(Brief)
Select and copy out every line in the records containing "pensions".

━━━━━ Data excerpts

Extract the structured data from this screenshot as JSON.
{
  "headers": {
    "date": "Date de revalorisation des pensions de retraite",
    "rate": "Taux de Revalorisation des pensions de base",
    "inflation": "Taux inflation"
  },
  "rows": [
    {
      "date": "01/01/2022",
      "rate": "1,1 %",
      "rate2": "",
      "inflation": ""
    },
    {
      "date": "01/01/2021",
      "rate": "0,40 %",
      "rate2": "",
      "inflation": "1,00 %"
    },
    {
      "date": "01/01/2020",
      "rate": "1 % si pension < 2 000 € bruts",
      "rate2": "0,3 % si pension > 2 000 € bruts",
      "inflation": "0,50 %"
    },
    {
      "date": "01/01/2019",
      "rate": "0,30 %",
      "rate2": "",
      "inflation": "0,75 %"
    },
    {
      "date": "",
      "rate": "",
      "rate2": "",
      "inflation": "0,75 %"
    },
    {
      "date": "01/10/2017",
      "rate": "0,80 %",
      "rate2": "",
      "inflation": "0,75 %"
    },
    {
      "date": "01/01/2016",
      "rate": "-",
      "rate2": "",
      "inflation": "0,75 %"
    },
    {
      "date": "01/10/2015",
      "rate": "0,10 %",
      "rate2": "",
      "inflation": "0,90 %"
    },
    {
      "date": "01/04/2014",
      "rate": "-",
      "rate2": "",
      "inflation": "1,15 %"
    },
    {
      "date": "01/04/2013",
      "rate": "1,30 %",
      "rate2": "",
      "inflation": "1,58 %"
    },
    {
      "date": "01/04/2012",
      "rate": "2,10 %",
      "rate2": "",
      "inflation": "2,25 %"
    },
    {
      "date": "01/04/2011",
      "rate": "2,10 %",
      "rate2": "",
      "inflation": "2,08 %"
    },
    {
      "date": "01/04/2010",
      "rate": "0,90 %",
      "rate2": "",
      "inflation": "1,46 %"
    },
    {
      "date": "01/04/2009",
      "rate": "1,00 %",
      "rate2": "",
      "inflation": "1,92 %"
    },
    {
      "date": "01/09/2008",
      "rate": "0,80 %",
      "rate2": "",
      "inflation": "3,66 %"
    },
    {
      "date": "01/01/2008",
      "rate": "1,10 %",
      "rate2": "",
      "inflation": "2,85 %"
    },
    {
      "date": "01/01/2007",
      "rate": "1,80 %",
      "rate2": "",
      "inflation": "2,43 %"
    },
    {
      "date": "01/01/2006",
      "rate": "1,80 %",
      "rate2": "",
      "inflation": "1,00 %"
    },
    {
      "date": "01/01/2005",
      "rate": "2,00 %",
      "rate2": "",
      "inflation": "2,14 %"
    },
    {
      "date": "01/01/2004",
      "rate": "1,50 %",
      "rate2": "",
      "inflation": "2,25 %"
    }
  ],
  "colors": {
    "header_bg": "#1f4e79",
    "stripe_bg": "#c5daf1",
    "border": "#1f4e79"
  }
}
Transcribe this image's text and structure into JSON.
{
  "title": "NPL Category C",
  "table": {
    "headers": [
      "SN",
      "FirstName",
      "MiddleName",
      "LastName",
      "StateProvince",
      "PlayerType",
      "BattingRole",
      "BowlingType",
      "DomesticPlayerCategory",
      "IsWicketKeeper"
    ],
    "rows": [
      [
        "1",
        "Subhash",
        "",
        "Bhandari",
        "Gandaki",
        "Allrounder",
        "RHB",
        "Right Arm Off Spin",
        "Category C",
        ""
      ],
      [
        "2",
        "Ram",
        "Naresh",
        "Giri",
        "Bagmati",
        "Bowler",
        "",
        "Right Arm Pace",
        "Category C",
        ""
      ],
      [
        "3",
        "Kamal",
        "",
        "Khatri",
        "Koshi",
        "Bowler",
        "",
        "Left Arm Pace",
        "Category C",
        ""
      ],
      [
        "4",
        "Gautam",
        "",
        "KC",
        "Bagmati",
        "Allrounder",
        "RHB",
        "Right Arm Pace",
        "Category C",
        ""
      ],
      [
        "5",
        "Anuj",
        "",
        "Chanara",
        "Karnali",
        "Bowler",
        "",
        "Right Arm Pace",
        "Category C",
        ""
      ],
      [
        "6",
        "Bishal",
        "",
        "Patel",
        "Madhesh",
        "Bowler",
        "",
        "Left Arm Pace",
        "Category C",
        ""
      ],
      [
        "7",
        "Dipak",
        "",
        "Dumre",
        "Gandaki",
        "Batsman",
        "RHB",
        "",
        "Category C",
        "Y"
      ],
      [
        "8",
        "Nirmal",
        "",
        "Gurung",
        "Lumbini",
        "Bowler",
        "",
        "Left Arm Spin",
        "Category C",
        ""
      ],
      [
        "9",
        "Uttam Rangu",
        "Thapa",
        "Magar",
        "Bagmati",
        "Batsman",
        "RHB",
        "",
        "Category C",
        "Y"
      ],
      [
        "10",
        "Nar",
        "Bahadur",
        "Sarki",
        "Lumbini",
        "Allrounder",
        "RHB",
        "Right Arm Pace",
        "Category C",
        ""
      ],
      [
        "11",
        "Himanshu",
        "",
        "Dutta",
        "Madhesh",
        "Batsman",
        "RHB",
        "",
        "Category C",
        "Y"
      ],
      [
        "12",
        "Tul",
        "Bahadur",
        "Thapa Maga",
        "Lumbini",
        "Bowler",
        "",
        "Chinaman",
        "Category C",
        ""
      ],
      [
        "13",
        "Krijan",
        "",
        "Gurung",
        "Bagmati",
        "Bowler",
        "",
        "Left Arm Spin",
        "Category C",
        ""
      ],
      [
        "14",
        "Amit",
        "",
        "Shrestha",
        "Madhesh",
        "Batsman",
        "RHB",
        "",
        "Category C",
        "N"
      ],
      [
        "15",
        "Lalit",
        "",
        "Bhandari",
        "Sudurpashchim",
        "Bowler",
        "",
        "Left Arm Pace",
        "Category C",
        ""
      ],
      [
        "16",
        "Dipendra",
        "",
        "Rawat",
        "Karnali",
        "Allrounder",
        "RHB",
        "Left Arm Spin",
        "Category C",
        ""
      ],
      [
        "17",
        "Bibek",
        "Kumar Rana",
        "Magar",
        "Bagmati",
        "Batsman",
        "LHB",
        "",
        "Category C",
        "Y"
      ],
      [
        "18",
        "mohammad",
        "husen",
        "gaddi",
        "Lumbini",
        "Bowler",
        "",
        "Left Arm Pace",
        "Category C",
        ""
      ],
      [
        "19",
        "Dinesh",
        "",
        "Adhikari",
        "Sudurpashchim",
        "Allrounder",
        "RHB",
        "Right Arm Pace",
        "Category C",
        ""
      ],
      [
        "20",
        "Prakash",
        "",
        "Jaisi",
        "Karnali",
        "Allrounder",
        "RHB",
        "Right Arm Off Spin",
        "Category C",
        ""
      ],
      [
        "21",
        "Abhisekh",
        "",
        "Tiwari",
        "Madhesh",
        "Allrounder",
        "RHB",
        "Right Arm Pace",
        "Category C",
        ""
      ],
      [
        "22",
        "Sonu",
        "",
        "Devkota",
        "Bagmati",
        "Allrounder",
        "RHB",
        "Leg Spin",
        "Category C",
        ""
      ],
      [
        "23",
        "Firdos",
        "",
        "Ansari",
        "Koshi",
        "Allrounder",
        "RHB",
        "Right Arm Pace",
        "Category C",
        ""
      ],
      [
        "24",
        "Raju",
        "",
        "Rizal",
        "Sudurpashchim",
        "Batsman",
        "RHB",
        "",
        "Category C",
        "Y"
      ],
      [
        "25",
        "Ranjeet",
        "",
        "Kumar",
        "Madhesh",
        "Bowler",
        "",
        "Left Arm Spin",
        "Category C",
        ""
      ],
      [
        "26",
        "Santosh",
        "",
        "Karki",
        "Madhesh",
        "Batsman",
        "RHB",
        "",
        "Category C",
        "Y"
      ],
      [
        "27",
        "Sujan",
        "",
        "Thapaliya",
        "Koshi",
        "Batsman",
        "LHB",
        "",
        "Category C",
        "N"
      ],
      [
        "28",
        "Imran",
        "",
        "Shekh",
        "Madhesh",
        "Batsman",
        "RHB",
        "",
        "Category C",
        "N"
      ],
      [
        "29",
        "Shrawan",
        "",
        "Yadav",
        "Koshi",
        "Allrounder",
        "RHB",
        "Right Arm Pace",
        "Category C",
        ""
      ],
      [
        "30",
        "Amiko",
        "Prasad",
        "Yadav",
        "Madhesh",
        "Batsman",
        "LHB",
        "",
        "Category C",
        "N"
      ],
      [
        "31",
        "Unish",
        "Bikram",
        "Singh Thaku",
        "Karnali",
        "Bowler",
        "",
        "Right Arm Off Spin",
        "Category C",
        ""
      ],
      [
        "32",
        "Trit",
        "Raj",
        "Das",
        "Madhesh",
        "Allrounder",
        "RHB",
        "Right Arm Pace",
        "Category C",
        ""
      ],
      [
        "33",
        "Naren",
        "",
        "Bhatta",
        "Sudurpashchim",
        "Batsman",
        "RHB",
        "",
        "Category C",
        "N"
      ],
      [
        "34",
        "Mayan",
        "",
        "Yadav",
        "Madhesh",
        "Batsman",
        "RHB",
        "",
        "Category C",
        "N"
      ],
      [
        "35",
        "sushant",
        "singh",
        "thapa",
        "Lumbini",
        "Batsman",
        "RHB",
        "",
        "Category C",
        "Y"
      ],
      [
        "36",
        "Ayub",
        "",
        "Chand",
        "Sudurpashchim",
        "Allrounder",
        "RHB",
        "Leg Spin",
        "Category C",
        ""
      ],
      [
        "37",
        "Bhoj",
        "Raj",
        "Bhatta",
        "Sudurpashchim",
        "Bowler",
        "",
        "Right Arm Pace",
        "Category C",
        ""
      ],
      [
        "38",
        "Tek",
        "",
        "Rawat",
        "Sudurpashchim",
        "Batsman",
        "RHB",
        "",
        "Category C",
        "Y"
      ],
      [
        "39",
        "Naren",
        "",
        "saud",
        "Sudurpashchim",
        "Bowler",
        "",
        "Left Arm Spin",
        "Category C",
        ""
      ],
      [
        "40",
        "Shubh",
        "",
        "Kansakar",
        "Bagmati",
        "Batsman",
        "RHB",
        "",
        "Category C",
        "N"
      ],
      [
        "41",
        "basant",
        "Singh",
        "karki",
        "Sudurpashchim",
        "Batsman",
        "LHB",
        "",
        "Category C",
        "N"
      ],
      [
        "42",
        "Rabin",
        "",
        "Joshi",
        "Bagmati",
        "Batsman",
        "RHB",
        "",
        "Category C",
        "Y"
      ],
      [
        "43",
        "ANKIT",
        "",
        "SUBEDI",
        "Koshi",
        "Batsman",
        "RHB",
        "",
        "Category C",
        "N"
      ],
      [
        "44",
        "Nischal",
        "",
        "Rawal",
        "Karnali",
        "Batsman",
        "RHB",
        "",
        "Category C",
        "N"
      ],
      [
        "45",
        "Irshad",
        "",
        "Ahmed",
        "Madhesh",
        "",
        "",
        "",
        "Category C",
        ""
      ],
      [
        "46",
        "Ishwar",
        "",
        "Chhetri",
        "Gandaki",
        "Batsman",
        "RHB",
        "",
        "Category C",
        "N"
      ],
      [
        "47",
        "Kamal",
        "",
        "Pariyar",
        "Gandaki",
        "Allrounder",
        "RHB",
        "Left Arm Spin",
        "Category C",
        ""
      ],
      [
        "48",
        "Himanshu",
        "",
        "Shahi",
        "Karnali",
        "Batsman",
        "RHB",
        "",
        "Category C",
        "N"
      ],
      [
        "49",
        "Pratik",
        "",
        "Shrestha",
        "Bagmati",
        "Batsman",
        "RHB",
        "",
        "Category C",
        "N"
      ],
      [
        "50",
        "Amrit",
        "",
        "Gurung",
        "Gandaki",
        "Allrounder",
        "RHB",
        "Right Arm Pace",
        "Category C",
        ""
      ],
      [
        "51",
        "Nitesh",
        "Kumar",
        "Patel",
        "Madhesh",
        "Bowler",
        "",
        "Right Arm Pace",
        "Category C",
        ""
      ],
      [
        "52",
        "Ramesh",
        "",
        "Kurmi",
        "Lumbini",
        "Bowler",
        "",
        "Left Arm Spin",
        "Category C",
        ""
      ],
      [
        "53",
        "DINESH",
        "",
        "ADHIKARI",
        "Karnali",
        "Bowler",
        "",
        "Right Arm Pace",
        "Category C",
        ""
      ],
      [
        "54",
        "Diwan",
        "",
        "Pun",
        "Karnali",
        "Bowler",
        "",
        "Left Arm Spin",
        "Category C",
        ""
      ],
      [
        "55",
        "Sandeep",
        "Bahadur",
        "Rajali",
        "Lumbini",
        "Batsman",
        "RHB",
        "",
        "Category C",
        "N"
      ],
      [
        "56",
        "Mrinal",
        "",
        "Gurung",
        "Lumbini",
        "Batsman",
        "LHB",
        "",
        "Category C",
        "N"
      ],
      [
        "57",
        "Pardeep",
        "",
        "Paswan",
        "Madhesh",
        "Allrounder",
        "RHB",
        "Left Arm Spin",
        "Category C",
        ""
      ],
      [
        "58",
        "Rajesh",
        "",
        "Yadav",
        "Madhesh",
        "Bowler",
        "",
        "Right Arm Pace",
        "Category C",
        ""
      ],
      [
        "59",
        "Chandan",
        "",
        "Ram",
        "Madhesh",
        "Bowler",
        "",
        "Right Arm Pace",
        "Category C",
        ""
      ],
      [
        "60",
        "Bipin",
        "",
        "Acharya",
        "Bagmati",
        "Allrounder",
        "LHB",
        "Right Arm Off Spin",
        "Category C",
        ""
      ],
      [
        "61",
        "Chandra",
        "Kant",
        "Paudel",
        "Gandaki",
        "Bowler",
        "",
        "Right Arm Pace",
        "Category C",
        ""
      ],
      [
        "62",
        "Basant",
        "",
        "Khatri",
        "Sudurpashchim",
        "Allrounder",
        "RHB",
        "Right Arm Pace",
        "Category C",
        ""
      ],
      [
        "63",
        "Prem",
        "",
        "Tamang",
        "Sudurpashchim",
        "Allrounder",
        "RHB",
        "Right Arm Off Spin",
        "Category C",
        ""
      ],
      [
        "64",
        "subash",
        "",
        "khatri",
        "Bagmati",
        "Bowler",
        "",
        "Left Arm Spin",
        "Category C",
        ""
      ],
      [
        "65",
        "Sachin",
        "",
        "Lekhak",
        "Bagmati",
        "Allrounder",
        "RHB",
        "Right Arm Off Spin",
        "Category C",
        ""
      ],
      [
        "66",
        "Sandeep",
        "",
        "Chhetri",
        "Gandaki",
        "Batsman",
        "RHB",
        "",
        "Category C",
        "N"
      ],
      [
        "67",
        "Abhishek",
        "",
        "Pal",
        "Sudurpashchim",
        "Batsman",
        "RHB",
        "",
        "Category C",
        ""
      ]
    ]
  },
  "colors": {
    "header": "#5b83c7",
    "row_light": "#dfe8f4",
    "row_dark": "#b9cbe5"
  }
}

━━━━━━━━━━

(Solved exercise)
    "date": "Date de revalorisation des pensions de retraite",
    "rate": "Taux de Revalorisation des pensions de base",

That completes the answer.